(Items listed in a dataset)
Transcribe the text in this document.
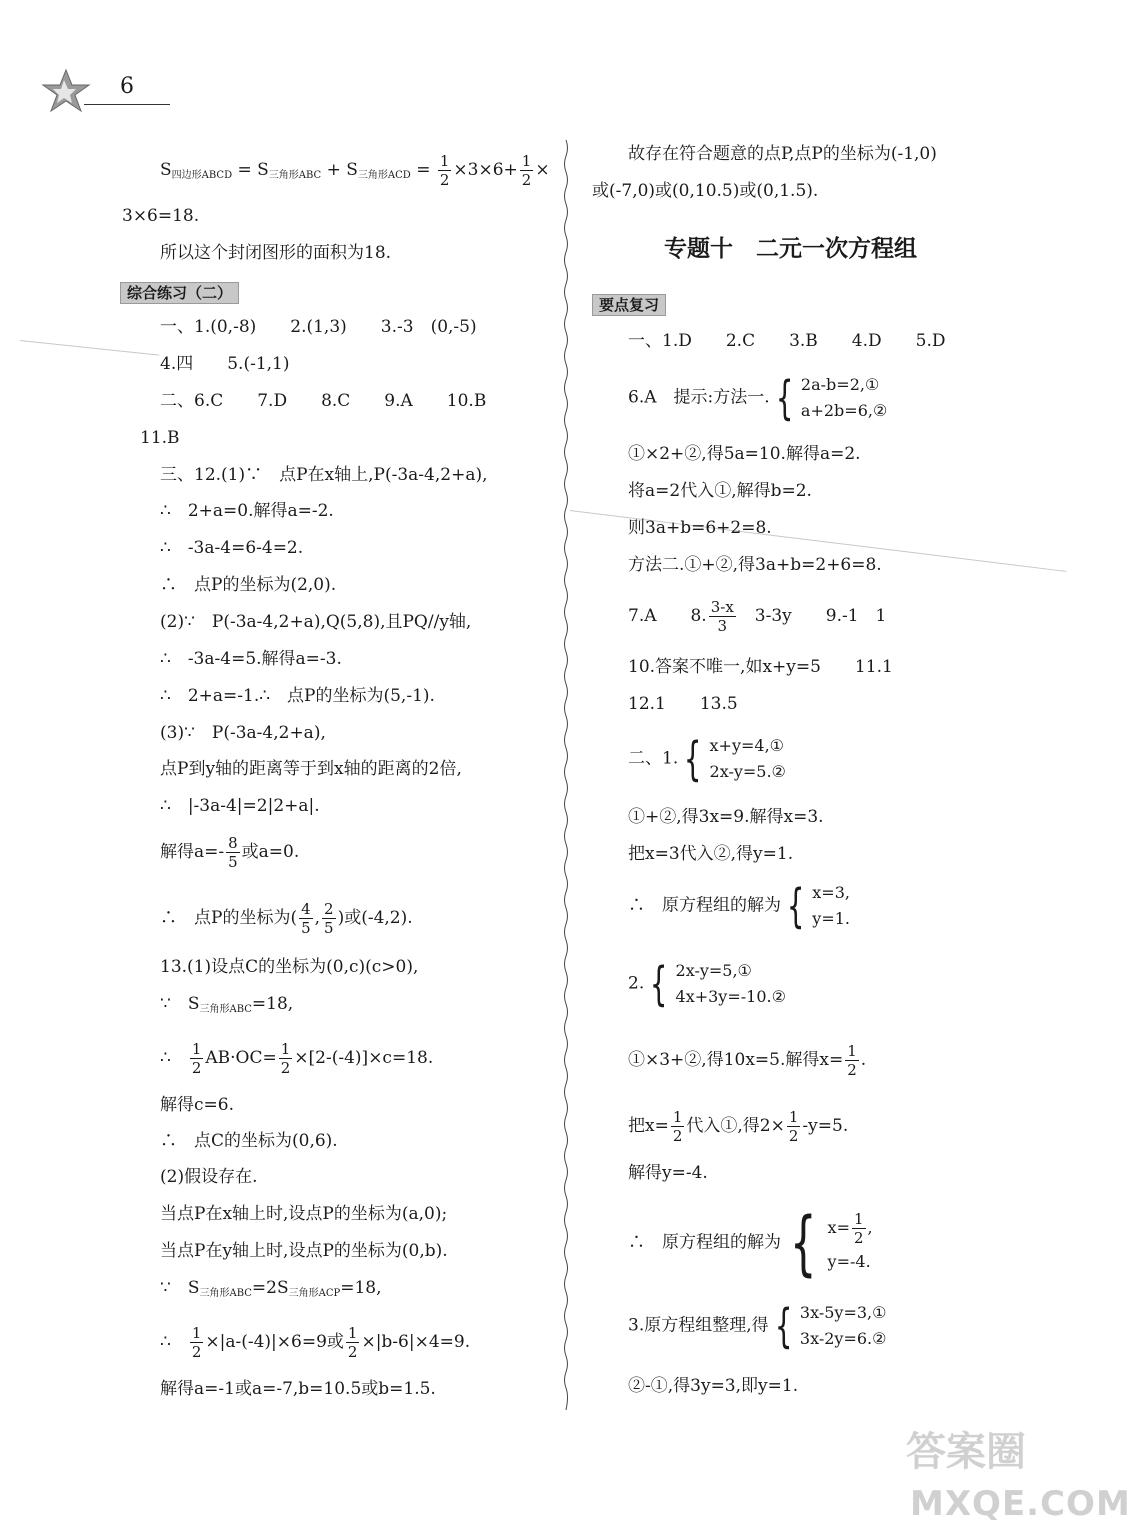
6
$S_{四边形ABCD} = S_{三角形ABC} + S_{三角形ACD} = \frac{1}{2} \times 3\times 6+ \frac{1}{2}$ ×
3×6=18.
所以这个封闭图形的面积为18.
综合练习（二）
一、1.(0,-8)　　2.(1,3)　　3.-3　(0,-5)
4.四　　5.(-1,1)
二、6.C　　7.D　　8.C　　9.A　　10.B
11.B
三、12.(1)∵　点P在x轴上,P(-3a-4,2+a),
∴　2+a=0.解得a=-2.
∴　-3a-4=6-4=2.
∴　点P的坐标为(2,0).
(2)∵　P(-3a-4,2+a),Q(5,8),且PQ//y轴,
∴　-3a-4=5.解得a=-3.
∴　2+a=-1.∴　点P的坐标为(5,-1).
(3)∵　P(-3a-4,2+a),
点P到y轴的距离等于到x轴的距离的2倍,
∴　|-3a-4|=2|2+a|.
解得$a=- \frac{8}{5}$ 或a=0.
∴　点P的坐标为( $\frac{4}{5}$ , $\frac{2}{5}$ )或(-4,2).
13.(1)设点C的坐标为(0,c)(c>0),
∵　$S_{三角形ABC}=18$,
∴　 $\frac{1}{2} AB\cdot OC= \frac{1}{2} \times[2-(-4)]\times c=18$.
解得c=6.
∴　点C的坐标为(0,6).
(2)假设存在.
当点P在x轴上时,设点P的坐标为(a,0);
当点P在y轴上时,设点P的坐标为(0,b).
∵　$S_{三角形ABC}=2S_{三角形ACP}=18$,
∴　 $\frac{1}{2} \times|a-(-4)|\times 6=9$或 $\frac{1}{2} \times|b-6|\times 4=9$.
解得a=-1或a=-7,b=10.5或b=1.5.
故存在符合题意的点P,点P的坐标为(-1,0)
或(-7,0)或(0,10.5)或(0,1.5).
专题十　二元一次方程组
要点复习
一、1.D　　2.C　　3.B　　4.D　　5.D
6.A　提示:方法一. { 2a-b=2,①
a+2b=6,②
①×2+②,得5a=10.解得a=2.
将a=2代入①,解得b=2.
则3a+b=6+2=8.
方法二.①+②,得3a+b=2+6=8.
7.A　　8. $\frac{3-x}{3}$ 　3-3y　　9.-1　1
10.答案不唯一,如x+y=5　　11.1
12.1　　13.5
二、1. { x+y=4,①
2x-y=5.②
①+②,得3x=9.解得x=3.
把x=3代入②,得y=1.
∴　原方程组的解为 { x=3,
y=1.
2. { 2x-y=5,①
4x+3y=-10.②
①×3+②,得10x=5.解得$x= \frac{1}{2}$ .
把$x= \frac{1}{2}$ 代入①,得$2\times \frac{1}{2} -y=5$.
解得y=-4.
∴　原方程组的解为 { $x= \frac{1}{2}$ ,
y=-4.
3.原方程组整理,得 { 3x-5y=3,①
3x-2y=6.②
②-①,得3y=3,即y=1.
答案圈
MXQE.COM
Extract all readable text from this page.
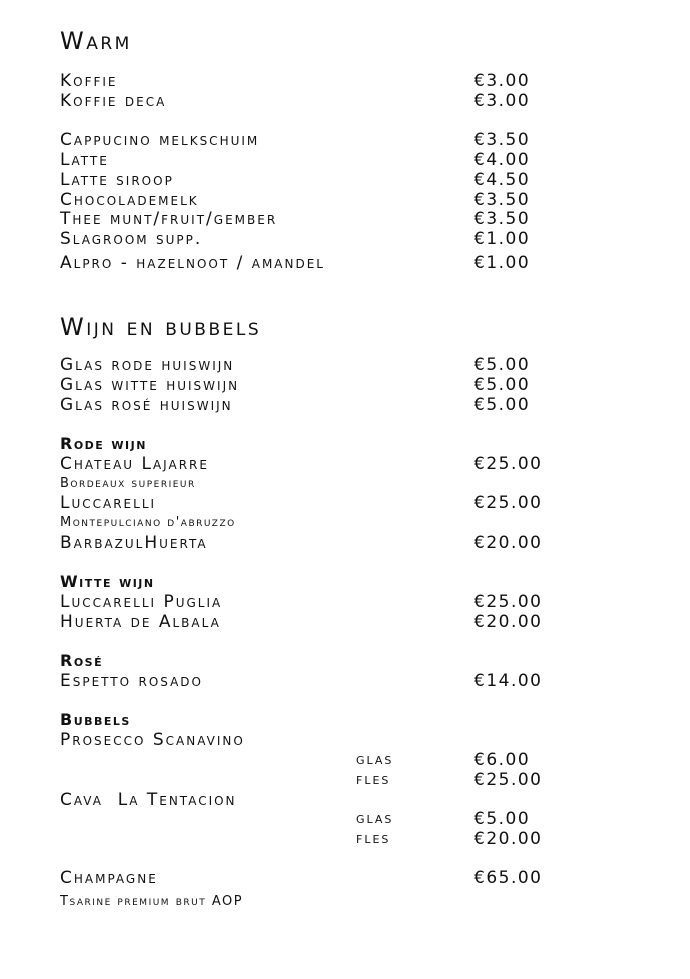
Warm
Koffie	€3.00
Koffie deca	€3.00
Cappucino melkschuim	€3.50
Latte	€4.00
Latte siroop	€4.50
Chocolademelk	€3.50
Thee munt/fruit/gember	€3.50
Slagroom supp.	€1.00
Alpro - hazelnoot / amandel	€1.00
Wijn en bubbels
Glas rode huiswijn	€5.00
Glas witte huiswijn	€5.00
Glas rosé huiswijn	€5.00
Rode wijn
Chateau Lajarre	€25.00
Bordeaux superieur
Luccarelli	€25.00
Montepulciano d'abruzzo
BarbazulHuerta	€20.00
Witte wijn
Luccarelli Puglia	€25.00
Huerta de Albala	€20.00
Rosé
Espetto rosado	€14.00
Bubbels
Prosecco Scanavino
glas	€6.00
fles	€25.00
Cava  La Tentacion
glas	€5.00
fles	€20.00
Champagne	€65.00
Tsarine premium brut AOP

-- GOAL OF THE EXERCISE --
Whenever "this" turns up in a line, pick that line out.

-- WRITTEN SOLUTION --
Transcribe the text in this document.
Extract all readable text from this page.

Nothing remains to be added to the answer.